__Information supplied__.
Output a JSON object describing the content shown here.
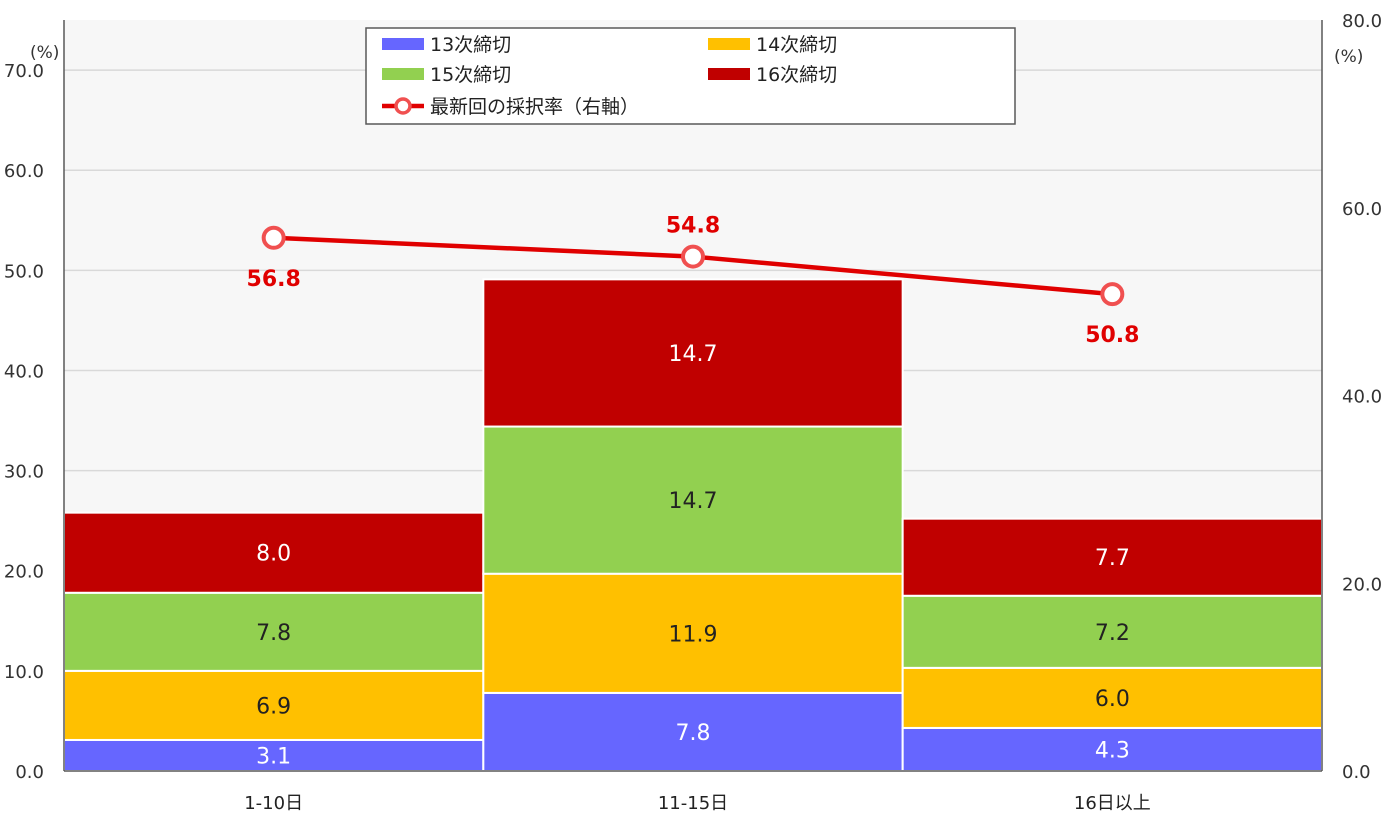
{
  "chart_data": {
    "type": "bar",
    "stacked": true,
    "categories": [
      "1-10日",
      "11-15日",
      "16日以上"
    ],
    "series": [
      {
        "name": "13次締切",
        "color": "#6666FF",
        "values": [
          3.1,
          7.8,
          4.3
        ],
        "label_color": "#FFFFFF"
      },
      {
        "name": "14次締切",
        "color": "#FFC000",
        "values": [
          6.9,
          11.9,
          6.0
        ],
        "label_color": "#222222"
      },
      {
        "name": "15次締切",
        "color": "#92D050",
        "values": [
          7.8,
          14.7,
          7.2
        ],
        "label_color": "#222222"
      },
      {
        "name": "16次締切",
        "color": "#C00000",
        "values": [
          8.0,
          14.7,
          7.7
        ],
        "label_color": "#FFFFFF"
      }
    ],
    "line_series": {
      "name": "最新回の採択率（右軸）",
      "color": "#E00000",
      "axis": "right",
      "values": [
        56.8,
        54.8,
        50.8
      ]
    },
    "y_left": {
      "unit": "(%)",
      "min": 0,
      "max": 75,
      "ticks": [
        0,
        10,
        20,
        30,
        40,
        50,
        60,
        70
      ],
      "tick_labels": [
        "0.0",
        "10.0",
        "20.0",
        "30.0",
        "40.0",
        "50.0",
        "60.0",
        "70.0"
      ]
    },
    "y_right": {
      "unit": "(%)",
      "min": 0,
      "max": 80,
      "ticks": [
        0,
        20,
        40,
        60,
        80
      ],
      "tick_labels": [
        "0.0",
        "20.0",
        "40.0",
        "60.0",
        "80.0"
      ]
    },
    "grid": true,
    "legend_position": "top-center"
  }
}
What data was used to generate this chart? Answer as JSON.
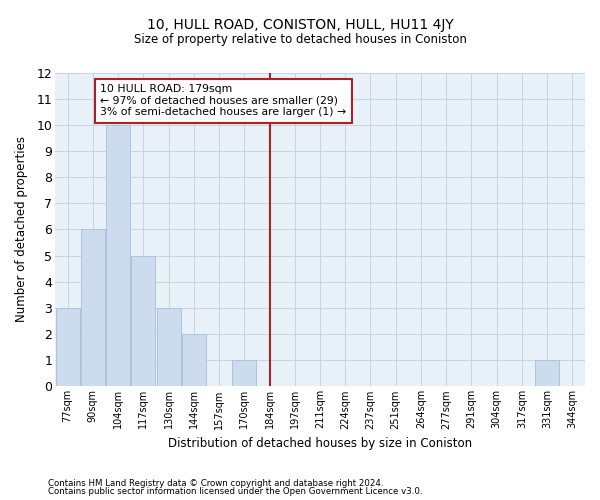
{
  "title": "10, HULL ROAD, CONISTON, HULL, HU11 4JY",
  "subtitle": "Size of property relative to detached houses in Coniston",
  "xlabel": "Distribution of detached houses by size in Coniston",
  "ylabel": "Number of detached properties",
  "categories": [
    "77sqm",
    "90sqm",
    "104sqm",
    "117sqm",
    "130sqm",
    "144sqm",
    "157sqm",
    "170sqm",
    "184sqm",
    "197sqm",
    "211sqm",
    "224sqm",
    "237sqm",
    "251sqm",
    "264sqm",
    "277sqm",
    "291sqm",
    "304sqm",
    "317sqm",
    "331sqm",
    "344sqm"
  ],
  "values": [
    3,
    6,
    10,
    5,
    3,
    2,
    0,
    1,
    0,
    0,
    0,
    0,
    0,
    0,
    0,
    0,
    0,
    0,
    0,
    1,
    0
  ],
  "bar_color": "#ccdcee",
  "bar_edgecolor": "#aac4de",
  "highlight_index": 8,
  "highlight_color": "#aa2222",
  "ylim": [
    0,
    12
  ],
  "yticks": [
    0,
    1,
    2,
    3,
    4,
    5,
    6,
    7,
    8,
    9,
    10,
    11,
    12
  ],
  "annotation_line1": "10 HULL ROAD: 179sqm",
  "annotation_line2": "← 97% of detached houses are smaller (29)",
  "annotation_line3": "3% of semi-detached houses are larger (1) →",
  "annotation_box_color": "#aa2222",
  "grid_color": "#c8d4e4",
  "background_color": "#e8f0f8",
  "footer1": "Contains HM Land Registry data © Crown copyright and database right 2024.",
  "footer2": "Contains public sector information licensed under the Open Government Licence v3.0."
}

* * *

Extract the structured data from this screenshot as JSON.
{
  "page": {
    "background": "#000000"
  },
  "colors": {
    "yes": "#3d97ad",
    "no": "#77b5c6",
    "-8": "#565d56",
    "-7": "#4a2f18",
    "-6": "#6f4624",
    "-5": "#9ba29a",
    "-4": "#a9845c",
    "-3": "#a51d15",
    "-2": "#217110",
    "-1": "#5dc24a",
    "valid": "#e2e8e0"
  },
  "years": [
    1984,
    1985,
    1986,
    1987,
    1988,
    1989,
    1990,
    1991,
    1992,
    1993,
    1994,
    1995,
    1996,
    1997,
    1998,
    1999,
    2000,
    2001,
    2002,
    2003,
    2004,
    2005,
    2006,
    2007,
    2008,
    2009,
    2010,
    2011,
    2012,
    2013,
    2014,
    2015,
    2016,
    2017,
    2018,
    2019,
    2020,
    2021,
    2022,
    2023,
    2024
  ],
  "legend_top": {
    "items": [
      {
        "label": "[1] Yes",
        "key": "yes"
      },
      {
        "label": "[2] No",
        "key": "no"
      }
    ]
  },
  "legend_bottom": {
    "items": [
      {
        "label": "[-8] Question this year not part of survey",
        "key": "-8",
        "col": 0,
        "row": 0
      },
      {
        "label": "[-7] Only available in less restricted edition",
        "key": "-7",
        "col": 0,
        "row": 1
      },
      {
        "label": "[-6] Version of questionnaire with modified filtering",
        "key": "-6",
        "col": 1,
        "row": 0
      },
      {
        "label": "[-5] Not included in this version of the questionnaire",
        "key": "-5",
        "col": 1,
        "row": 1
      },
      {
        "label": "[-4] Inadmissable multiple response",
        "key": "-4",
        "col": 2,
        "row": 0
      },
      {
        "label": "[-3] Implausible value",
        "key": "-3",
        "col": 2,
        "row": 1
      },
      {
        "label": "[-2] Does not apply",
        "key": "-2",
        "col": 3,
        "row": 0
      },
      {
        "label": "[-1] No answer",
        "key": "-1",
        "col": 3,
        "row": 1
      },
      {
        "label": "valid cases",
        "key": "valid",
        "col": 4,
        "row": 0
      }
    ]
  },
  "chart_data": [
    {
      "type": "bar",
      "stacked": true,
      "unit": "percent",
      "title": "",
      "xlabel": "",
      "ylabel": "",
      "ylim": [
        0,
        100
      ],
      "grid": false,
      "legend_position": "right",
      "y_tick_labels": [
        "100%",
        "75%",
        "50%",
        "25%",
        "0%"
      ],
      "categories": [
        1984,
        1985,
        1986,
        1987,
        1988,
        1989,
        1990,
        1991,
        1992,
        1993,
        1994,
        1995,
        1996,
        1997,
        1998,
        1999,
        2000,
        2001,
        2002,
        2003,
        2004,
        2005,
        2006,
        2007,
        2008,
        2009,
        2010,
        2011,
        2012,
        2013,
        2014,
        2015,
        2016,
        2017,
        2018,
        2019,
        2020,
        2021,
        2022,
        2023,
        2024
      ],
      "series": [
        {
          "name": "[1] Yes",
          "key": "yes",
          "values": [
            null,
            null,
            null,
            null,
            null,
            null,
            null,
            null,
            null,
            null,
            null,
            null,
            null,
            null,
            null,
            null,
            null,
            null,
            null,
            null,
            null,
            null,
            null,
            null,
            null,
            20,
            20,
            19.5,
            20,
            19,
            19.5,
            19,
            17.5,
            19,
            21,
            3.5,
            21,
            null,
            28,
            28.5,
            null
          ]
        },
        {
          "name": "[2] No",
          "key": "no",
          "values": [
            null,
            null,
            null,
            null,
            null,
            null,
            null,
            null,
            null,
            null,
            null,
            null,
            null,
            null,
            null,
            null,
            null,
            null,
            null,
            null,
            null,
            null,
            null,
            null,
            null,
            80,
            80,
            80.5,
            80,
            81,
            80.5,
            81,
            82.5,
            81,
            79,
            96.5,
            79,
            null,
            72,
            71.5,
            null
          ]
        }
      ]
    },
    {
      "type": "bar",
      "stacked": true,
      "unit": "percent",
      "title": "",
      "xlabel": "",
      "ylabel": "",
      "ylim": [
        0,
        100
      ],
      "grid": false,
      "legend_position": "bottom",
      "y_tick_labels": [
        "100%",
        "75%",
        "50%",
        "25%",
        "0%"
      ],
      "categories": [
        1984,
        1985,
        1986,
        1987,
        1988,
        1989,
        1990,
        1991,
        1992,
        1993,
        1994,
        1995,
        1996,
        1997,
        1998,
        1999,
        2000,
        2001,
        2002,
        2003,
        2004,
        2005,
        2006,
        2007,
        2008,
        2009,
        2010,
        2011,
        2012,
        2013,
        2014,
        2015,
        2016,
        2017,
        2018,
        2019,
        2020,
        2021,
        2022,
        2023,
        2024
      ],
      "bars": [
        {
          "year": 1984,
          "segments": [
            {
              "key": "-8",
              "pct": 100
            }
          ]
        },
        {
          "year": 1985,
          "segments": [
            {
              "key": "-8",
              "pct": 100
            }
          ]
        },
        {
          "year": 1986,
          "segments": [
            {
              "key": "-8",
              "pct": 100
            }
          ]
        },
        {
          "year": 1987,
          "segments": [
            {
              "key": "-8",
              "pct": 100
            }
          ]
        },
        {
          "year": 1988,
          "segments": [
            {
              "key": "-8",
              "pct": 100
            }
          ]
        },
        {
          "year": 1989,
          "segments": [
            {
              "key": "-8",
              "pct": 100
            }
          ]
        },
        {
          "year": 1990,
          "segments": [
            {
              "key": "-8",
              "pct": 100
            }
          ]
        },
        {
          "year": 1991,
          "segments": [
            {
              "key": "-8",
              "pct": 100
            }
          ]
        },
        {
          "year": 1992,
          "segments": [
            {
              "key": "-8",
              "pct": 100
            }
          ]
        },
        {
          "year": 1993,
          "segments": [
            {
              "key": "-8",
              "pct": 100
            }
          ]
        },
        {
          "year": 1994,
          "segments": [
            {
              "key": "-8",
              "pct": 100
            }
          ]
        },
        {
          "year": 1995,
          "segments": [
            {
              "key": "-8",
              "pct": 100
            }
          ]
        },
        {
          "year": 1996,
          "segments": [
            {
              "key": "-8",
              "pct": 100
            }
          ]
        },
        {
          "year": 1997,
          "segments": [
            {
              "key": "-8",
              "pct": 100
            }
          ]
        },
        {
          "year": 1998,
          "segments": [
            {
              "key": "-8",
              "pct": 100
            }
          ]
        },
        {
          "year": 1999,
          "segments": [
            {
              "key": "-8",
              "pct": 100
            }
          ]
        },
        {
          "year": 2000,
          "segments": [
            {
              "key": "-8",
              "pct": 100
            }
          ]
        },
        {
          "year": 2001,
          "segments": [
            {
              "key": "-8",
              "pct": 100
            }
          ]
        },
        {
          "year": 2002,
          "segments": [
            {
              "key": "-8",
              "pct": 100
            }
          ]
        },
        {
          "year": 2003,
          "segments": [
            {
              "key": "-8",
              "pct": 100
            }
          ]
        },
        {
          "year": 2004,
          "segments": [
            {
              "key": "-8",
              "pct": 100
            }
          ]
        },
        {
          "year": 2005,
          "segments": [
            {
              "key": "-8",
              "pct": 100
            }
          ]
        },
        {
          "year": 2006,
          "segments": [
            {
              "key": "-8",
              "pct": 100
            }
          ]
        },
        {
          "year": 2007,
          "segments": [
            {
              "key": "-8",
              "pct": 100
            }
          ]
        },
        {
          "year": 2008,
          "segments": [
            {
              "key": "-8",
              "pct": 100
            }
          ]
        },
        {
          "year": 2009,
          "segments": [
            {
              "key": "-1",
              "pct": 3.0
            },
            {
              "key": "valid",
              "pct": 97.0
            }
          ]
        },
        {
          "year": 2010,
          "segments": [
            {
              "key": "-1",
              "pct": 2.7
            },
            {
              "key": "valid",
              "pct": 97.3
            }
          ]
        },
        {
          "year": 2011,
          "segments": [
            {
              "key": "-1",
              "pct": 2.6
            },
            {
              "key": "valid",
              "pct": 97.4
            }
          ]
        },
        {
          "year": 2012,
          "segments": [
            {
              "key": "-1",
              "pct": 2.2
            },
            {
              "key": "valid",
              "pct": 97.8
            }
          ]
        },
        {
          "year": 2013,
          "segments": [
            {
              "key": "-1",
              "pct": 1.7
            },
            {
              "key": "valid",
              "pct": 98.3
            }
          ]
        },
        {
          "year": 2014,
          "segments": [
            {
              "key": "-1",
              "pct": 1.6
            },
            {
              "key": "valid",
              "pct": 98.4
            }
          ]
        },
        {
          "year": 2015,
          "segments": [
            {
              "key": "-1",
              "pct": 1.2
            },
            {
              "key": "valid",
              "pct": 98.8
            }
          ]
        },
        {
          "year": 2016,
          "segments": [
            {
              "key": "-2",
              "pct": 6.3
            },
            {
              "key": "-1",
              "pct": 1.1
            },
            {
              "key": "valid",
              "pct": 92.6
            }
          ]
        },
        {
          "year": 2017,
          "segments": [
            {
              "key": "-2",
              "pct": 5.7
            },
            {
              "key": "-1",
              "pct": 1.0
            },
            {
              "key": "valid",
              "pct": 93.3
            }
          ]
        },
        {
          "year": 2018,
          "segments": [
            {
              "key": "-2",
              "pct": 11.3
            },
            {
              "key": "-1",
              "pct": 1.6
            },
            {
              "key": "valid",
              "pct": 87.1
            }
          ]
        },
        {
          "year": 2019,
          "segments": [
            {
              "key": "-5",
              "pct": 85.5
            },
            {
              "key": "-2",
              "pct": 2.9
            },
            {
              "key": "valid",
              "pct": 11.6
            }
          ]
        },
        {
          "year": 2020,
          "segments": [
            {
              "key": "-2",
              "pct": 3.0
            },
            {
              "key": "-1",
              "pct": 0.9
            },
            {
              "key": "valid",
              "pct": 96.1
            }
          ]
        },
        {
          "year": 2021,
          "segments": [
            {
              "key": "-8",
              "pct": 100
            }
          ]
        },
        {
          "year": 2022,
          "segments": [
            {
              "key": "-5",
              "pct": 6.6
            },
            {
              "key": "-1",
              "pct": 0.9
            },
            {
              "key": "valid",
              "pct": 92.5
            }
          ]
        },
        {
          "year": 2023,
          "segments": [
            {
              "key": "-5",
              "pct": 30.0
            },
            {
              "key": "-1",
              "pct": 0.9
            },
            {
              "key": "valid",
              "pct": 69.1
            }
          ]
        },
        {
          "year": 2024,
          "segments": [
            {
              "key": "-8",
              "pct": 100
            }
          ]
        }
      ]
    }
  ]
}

* * *

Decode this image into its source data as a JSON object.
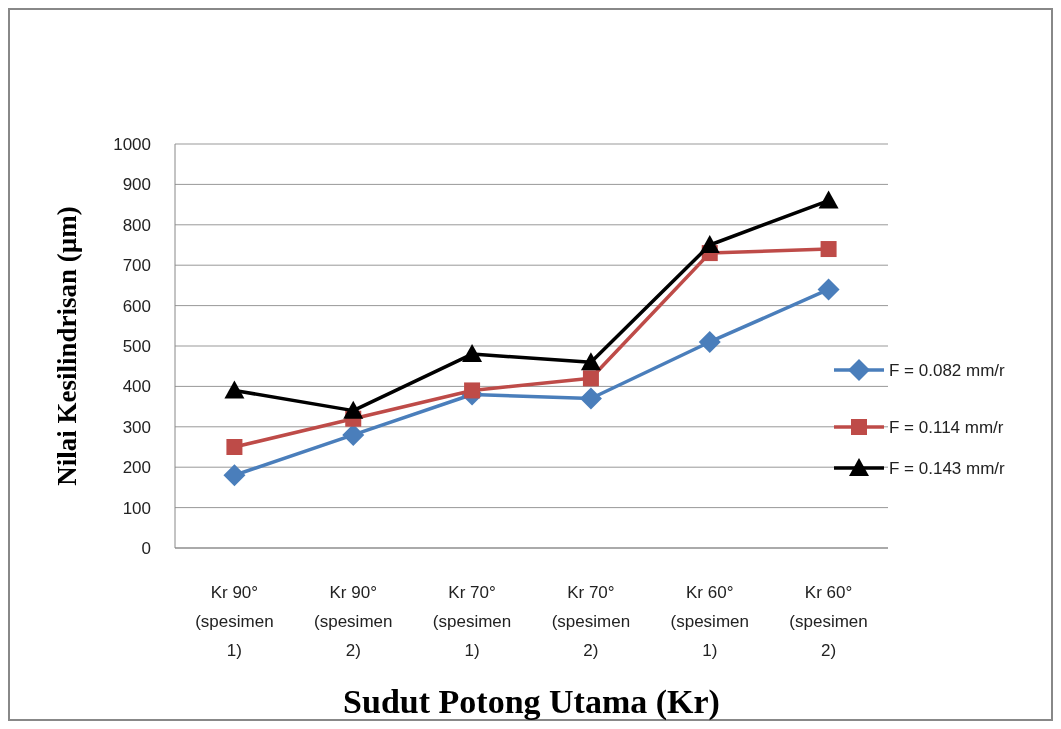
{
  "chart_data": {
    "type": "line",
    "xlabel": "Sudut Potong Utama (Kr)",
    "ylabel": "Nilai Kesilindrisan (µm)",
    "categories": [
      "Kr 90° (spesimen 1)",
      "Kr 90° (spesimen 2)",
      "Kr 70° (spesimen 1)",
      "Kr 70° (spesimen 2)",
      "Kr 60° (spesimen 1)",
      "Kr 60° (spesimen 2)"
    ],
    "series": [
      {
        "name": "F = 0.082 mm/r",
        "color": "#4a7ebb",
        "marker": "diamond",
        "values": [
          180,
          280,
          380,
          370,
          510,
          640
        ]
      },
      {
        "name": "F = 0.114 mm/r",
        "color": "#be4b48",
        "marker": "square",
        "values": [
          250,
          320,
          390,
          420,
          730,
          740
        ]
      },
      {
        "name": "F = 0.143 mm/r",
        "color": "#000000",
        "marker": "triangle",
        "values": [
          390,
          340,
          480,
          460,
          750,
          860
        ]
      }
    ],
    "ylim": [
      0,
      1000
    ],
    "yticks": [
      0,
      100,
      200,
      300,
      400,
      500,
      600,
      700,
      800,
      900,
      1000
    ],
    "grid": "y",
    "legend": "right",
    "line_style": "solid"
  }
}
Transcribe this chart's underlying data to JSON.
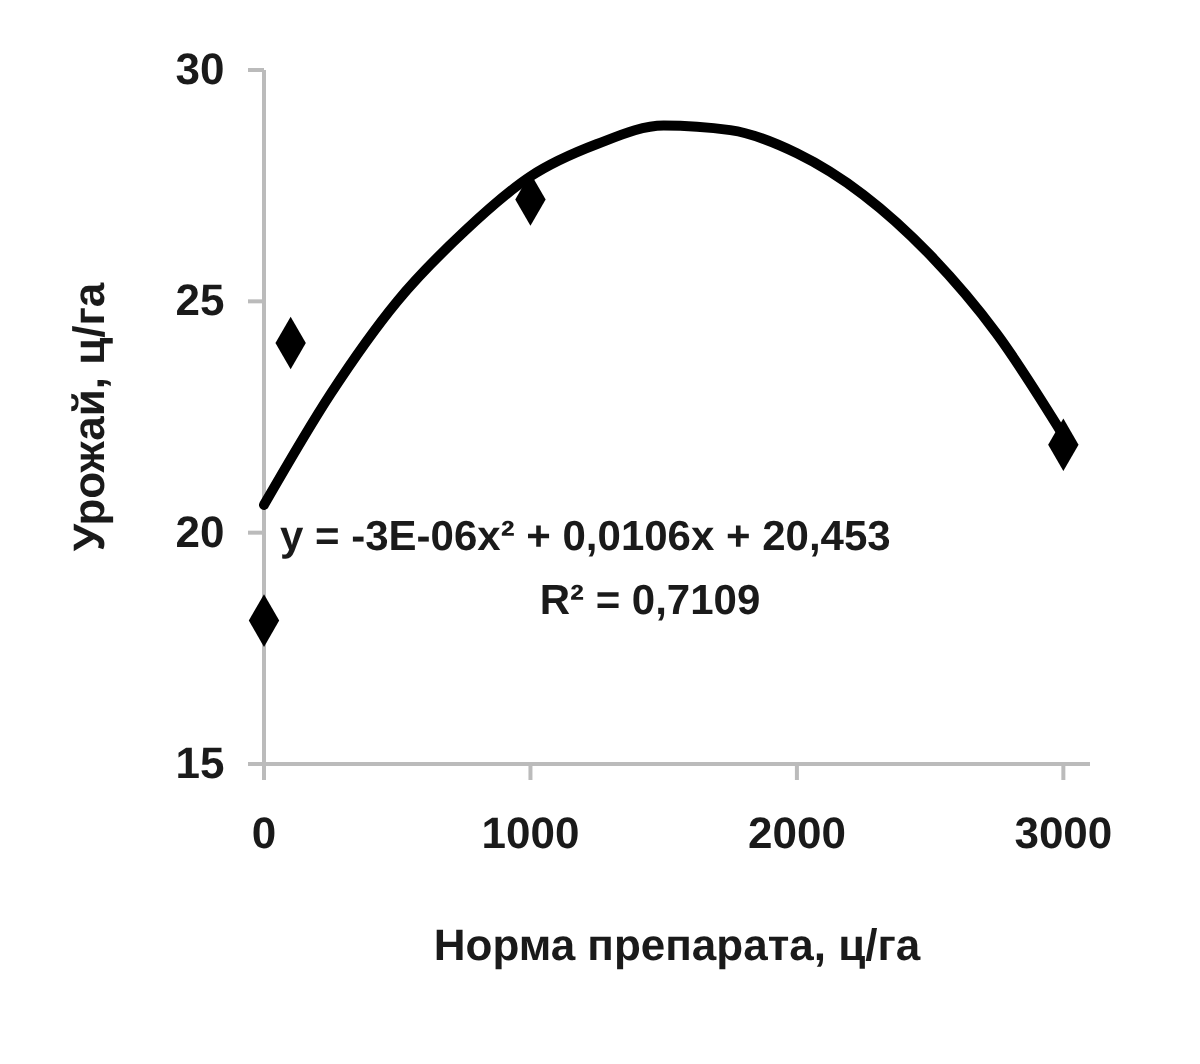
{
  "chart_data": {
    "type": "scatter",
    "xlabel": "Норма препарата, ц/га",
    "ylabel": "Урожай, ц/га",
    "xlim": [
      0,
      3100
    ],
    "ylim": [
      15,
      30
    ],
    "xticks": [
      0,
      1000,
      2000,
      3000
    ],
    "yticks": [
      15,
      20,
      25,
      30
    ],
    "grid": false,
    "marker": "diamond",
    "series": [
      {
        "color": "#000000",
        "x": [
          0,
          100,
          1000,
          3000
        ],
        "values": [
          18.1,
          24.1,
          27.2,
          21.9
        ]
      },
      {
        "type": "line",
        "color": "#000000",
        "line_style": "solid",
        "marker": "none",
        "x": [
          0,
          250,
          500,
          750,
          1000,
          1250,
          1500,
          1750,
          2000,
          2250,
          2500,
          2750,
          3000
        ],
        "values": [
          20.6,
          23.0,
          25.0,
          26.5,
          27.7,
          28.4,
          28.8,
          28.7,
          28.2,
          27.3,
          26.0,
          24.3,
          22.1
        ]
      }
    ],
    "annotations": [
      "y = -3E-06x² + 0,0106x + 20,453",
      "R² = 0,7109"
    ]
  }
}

__Goal of the exercise__.
Review the preceding data and report every line that includes the string "Contains".

__Solution__.
  "footer1": "Contains HM Land Registry data © Crown copyright and database right 2024.",
  "footer2": "Contains public sector information licensed under the Open Government Licence v3.0."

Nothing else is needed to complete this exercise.